▸ **TO BE DONE**
Leave out every picture, then transcribe the rest of the listing exactly.

Data entries
"""

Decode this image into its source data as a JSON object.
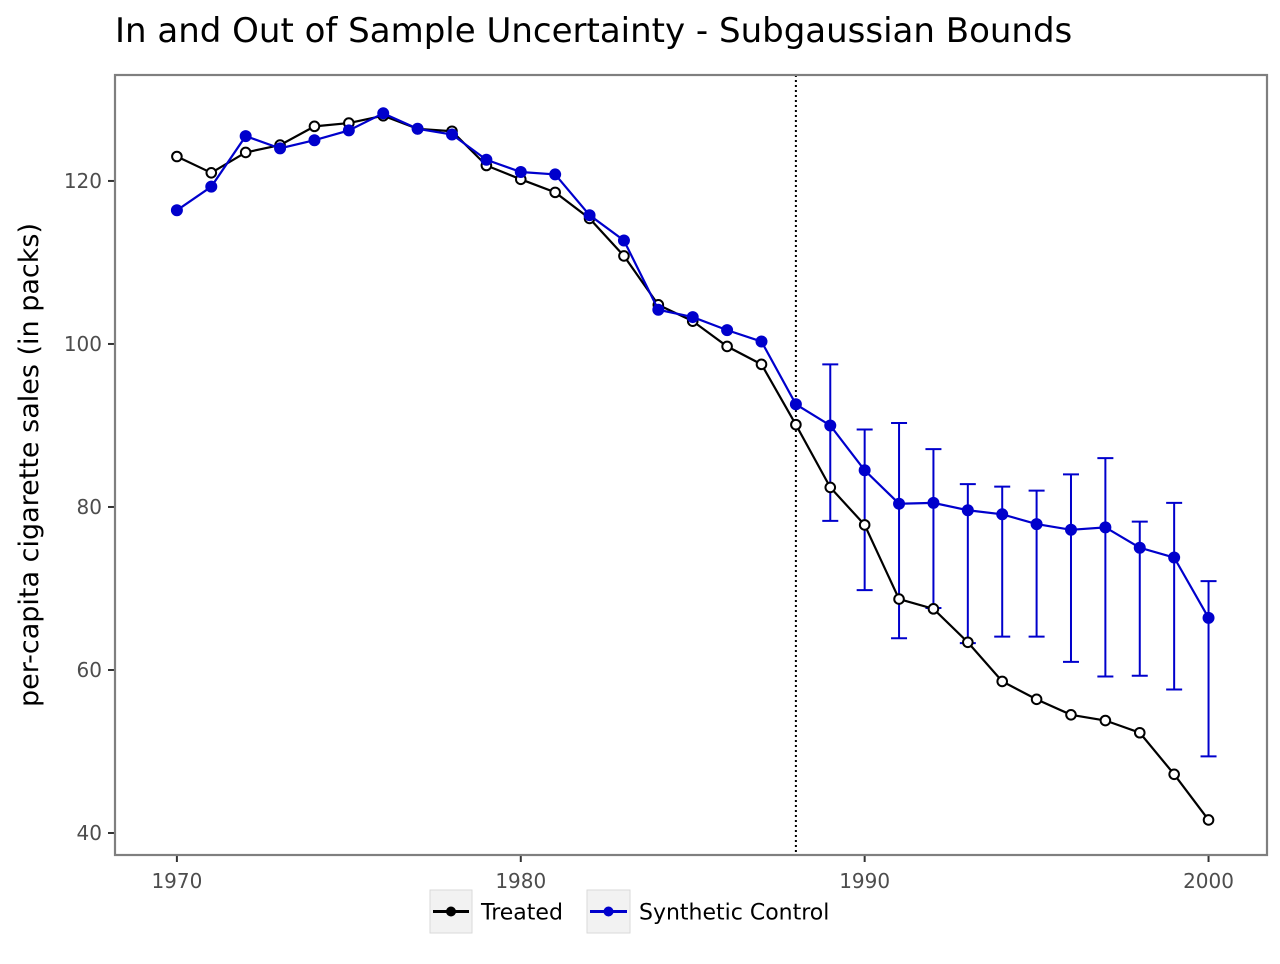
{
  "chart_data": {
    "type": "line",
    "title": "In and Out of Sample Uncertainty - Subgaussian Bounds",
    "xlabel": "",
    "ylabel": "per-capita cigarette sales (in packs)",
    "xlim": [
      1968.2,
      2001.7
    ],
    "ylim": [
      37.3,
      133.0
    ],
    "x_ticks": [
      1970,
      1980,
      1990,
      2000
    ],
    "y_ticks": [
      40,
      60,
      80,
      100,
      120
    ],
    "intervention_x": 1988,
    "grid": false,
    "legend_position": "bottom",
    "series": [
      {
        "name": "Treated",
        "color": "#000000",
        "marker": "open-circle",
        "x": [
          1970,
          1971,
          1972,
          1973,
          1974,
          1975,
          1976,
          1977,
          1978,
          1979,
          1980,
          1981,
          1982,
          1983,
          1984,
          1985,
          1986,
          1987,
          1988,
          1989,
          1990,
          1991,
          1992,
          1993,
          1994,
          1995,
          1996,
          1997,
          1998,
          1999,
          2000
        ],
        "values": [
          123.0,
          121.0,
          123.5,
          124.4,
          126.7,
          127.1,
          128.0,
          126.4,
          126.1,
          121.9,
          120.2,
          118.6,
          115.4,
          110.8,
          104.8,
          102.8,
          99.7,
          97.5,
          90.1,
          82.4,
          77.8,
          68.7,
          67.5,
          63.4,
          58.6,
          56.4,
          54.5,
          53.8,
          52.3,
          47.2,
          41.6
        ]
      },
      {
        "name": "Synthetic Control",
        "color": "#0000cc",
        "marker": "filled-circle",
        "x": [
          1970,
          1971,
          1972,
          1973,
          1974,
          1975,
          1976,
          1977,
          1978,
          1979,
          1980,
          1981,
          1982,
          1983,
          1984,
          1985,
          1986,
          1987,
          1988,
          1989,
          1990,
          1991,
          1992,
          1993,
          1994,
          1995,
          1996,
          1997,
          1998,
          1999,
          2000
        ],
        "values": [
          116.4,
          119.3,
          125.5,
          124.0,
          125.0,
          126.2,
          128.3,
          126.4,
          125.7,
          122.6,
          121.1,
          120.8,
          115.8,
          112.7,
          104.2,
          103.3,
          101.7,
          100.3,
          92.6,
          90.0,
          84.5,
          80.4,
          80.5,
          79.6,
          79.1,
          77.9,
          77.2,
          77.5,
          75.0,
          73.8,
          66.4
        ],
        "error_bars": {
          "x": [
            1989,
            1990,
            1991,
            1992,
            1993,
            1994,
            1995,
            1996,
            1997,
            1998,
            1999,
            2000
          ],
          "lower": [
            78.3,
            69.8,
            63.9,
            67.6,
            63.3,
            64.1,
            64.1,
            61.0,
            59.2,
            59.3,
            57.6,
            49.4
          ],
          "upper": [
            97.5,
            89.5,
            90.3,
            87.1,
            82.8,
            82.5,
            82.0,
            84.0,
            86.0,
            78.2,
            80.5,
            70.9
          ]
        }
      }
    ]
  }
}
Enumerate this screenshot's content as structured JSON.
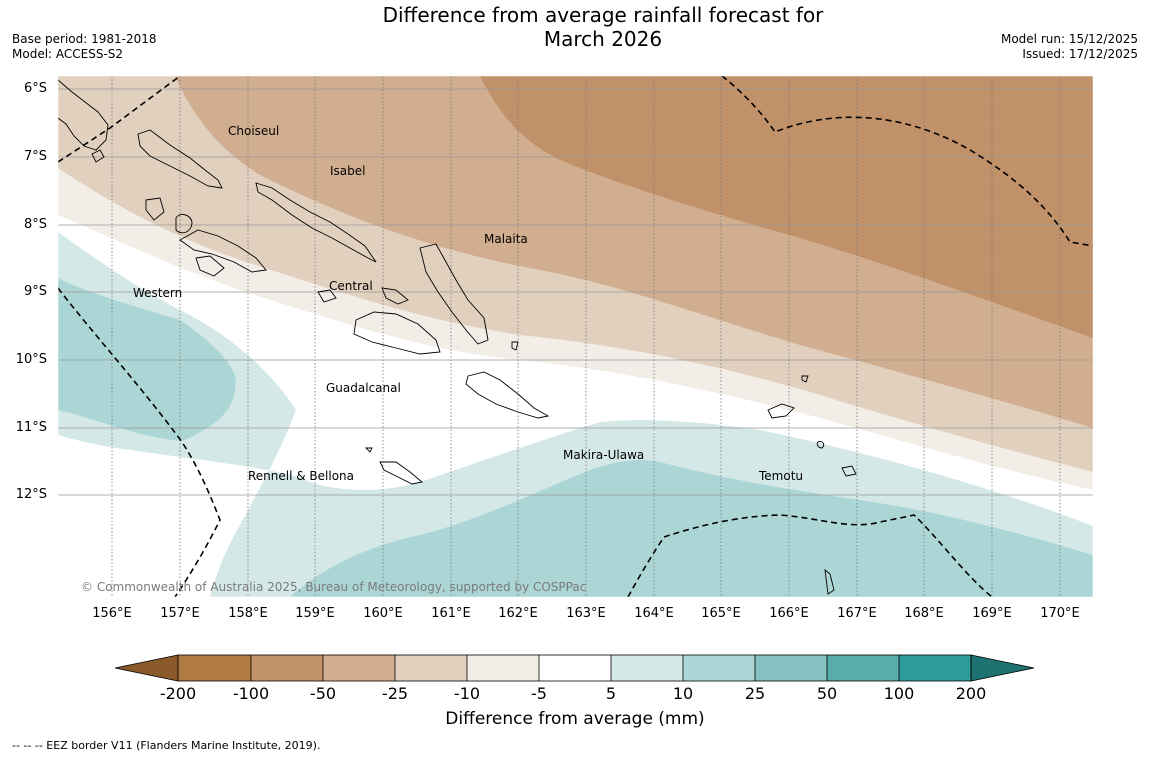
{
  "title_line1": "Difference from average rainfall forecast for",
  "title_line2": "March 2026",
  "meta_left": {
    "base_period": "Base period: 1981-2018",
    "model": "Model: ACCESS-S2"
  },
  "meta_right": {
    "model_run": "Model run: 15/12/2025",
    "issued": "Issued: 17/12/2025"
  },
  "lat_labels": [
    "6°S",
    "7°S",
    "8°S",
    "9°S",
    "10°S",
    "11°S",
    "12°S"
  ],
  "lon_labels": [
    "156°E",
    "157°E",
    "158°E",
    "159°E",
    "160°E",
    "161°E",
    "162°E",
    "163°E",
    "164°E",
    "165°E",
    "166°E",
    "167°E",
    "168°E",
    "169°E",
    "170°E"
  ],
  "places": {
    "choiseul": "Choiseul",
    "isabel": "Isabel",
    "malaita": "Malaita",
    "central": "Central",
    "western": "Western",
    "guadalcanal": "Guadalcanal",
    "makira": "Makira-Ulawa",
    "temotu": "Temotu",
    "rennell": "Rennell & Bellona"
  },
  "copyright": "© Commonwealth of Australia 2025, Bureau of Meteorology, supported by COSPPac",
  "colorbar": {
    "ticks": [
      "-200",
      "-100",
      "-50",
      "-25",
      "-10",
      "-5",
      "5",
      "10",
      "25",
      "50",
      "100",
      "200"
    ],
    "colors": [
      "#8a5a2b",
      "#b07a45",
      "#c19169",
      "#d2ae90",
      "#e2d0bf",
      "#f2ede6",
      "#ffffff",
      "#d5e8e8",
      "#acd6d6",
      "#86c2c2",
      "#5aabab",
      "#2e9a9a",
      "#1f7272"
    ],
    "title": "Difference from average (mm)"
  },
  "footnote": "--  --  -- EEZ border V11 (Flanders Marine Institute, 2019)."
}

"""

▸ **SOLUTION TO THE PROBLEM**
Decode this image into its source data as a JSON object.
{
  "chart_data": {
    "type": "line",
    "title": "In and Out of Sample Uncertainty - Subgaussian Bounds",
    "xlabel": "",
    "ylabel": "per-capita cigarette sales (in packs)",
    "xlim": [
      1968.2,
      2001.7
    ],
    "ylim": [
      37.3,
      133.0
    ],
    "x_ticks": [
      1970,
      1980,
      1990,
      2000
    ],
    "y_ticks": [
      40,
      60,
      80,
      100,
      120
    ],
    "intervention_x": 1988,
    "grid": false,
    "legend_position": "bottom",
    "series": [
      {
        "name": "Treated",
        "color": "#000000",
        "marker": "open-circle",
        "x": [
          1970,
          1971,
          1972,
          1973,
          1974,
          1975,
          1976,
          1977,
          1978,
          1979,
          1980,
          1981,
          1982,
          1983,
          1984,
          1985,
          1986,
          1987,
          1988,
          1989,
          1990,
          1991,
          1992,
          1993,
          1994,
          1995,
          1996,
          1997,
          1998,
          1999,
          2000
        ],
        "values": [
          123.0,
          121.0,
          123.5,
          124.4,
          126.7,
          127.1,
          128.0,
          126.4,
          126.1,
          121.9,
          120.2,
          118.6,
          115.4,
          110.8,
          104.8,
          102.8,
          99.7,
          97.5,
          90.1,
          82.4,
          77.8,
          68.7,
          67.5,
          63.4,
          58.6,
          56.4,
          54.5,
          53.8,
          52.3,
          47.2,
          41.6
        ]
      },
      {
        "name": "Synthetic Control",
        "color": "#0000cc",
        "marker": "filled-circle",
        "x": [
          1970,
          1971,
          1972,
          1973,
          1974,
          1975,
          1976,
          1977,
          1978,
          1979,
          1980,
          1981,
          1982,
          1983,
          1984,
          1985,
          1986,
          1987,
          1988,
          1989,
          1990,
          1991,
          1992,
          1993,
          1994,
          1995,
          1996,
          1997,
          1998,
          1999,
          2000
        ],
        "values": [
          116.4,
          119.3,
          125.5,
          124.0,
          125.0,
          126.2,
          128.3,
          126.4,
          125.7,
          122.6,
          121.1,
          120.8,
          115.8,
          112.7,
          104.2,
          103.3,
          101.7,
          100.3,
          92.6,
          90.0,
          84.5,
          80.4,
          80.5,
          79.6,
          79.1,
          77.9,
          77.2,
          77.5,
          75.0,
          73.8,
          66.4
        ],
        "error_bars": {
          "x": [
            1989,
            1990,
            1991,
            1992,
            1993,
            1994,
            1995,
            1996,
            1997,
            1998,
            1999,
            2000
          ],
          "lower": [
            78.3,
            69.8,
            63.9,
            67.6,
            63.3,
            64.1,
            64.1,
            61.0,
            59.2,
            59.3,
            57.6,
            49.4
          ],
          "upper": [
            97.5,
            89.5,
            90.3,
            87.1,
            82.8,
            82.5,
            82.0,
            84.0,
            86.0,
            78.2,
            80.5,
            70.9
          ]
        }
      }
    ]
  }
}
Enumerate this screenshot's content as structured JSON.
{
  "title_line1": "Difference from average rainfall forecast for",
  "title_line2": "March 2026",
  "meta_left": {
    "base_period": "Base period: 1981-2018",
    "model": "Model: ACCESS-S2"
  },
  "meta_right": {
    "model_run": "Model run: 15/12/2025",
    "issued": "Issued: 17/12/2025"
  },
  "lat_labels": [
    "6°S",
    "7°S",
    "8°S",
    "9°S",
    "10°S",
    "11°S",
    "12°S"
  ],
  "lon_labels": [
    "156°E",
    "157°E",
    "158°E",
    "159°E",
    "160°E",
    "161°E",
    "162°E",
    "163°E",
    "164°E",
    "165°E",
    "166°E",
    "167°E",
    "168°E",
    "169°E",
    "170°E"
  ],
  "places": {
    "choiseul": "Choiseul",
    "isabel": "Isabel",
    "malaita": "Malaita",
    "central": "Central",
    "western": "Western",
    "guadalcanal": "Guadalcanal",
    "makira": "Makira-Ulawa",
    "temotu": "Temotu",
    "rennell": "Rennell & Bellona"
  },
  "copyright": "© Commonwealth of Australia 2025, Bureau of Meteorology, supported by COSPPac",
  "colorbar": {
    "ticks": [
      "-200",
      "-100",
      "-50",
      "-25",
      "-10",
      "-5",
      "5",
      "10",
      "25",
      "50",
      "100",
      "200"
    ],
    "colors": [
      "#8a5a2b",
      "#b07a45",
      "#c19169",
      "#d2ae90",
      "#e2d0bf",
      "#f2ede6",
      "#ffffff",
      "#d5e8e8",
      "#acd6d6",
      "#86c2c2",
      "#5aabab",
      "#2e9a9a",
      "#1f7272"
    ],
    "title": "Difference from average (mm)"
  },
  "footnote": "--  --  -- EEZ border V11 (Flanders Marine Institute, 2019)."
}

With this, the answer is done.